**YOUR GOAL**
Check each line of the listing for the word "name" and report how many lines contain it, giving nothing but the number.

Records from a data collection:
######
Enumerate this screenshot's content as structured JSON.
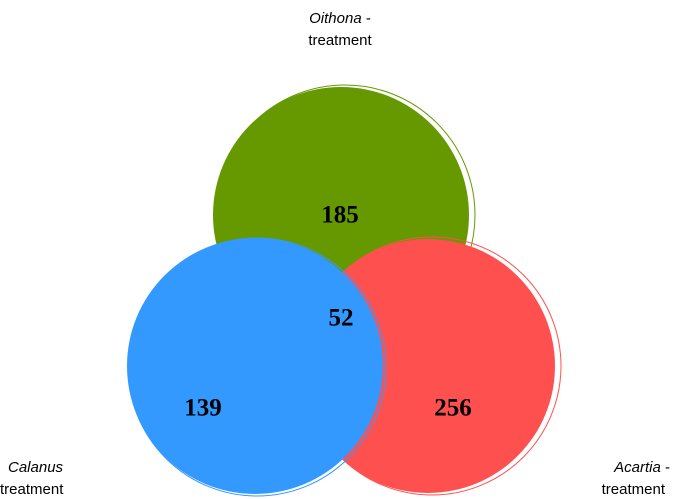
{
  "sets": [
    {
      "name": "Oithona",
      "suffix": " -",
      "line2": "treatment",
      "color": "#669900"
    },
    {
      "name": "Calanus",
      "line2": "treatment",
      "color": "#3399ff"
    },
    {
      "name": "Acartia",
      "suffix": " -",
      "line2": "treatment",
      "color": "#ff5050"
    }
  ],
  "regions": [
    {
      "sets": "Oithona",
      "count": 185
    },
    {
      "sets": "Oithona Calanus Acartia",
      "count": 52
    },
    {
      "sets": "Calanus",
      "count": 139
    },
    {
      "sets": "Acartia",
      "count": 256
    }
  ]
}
######
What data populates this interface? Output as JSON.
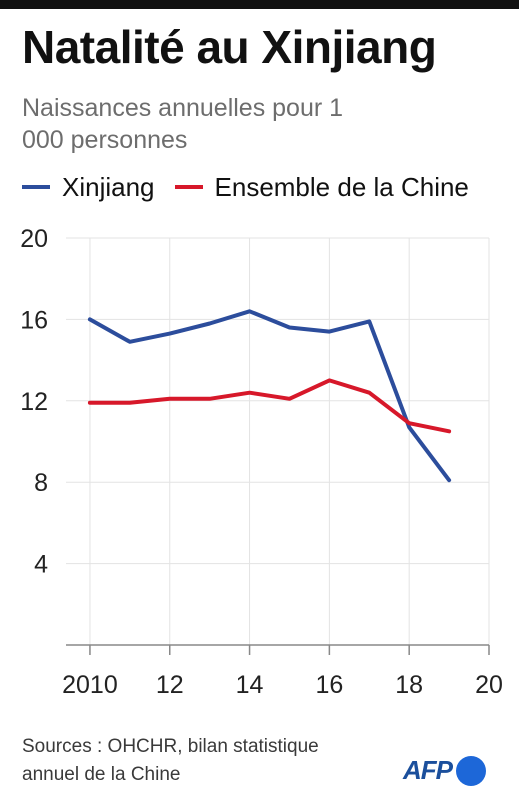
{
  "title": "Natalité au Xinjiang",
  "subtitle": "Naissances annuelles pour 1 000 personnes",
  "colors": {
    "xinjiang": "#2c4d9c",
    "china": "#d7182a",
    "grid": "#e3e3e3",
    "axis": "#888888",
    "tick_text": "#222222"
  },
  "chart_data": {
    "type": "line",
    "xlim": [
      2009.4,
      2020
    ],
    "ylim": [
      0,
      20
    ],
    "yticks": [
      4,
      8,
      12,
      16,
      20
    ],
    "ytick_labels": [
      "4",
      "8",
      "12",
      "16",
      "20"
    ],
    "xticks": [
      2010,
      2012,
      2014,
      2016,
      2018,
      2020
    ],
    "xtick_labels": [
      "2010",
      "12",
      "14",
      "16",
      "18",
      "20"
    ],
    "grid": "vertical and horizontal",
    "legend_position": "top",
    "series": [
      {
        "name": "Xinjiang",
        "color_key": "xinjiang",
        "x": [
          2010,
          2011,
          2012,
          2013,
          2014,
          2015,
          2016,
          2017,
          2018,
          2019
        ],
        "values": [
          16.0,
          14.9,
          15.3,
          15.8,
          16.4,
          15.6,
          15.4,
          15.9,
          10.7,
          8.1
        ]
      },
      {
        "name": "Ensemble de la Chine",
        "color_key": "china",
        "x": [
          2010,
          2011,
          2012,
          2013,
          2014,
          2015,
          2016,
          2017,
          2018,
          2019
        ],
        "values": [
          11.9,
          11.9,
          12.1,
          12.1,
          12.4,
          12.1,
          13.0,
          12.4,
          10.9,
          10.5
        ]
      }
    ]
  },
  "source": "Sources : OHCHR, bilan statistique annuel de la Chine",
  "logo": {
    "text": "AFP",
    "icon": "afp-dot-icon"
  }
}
######
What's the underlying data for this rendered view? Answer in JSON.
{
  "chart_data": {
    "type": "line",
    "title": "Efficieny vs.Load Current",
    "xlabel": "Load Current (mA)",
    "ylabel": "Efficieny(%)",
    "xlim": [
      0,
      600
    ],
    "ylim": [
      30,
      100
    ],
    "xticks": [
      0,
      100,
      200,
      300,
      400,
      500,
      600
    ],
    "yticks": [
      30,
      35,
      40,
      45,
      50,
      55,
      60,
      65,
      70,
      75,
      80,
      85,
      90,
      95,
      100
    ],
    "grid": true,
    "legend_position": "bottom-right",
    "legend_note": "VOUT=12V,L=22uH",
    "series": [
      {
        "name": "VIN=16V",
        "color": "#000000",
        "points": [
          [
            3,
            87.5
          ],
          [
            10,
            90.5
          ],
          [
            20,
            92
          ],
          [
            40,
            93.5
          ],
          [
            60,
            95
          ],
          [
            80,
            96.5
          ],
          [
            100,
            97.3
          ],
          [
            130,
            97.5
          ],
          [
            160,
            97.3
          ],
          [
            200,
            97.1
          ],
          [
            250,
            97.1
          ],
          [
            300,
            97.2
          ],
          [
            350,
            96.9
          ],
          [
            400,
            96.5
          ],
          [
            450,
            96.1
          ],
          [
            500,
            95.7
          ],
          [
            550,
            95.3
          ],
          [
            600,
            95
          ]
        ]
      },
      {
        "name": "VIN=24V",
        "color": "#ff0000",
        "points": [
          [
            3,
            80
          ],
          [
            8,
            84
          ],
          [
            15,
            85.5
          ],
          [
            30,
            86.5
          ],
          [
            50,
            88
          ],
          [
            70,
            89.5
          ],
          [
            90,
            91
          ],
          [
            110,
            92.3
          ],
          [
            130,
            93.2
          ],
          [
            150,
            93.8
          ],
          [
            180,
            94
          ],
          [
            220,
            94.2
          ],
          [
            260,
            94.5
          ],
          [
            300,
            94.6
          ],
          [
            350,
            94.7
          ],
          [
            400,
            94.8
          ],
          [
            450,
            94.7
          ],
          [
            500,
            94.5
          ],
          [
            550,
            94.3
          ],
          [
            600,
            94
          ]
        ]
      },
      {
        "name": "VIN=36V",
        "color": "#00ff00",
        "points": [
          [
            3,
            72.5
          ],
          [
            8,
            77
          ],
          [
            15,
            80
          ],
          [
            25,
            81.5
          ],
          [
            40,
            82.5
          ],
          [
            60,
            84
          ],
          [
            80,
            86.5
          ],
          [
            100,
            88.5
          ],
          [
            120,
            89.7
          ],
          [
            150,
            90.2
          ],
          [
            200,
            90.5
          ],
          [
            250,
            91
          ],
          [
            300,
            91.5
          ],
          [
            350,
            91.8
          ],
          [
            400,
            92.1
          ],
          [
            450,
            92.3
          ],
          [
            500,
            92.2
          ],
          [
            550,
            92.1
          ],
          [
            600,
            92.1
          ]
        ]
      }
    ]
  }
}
######
**THE REPLY**
8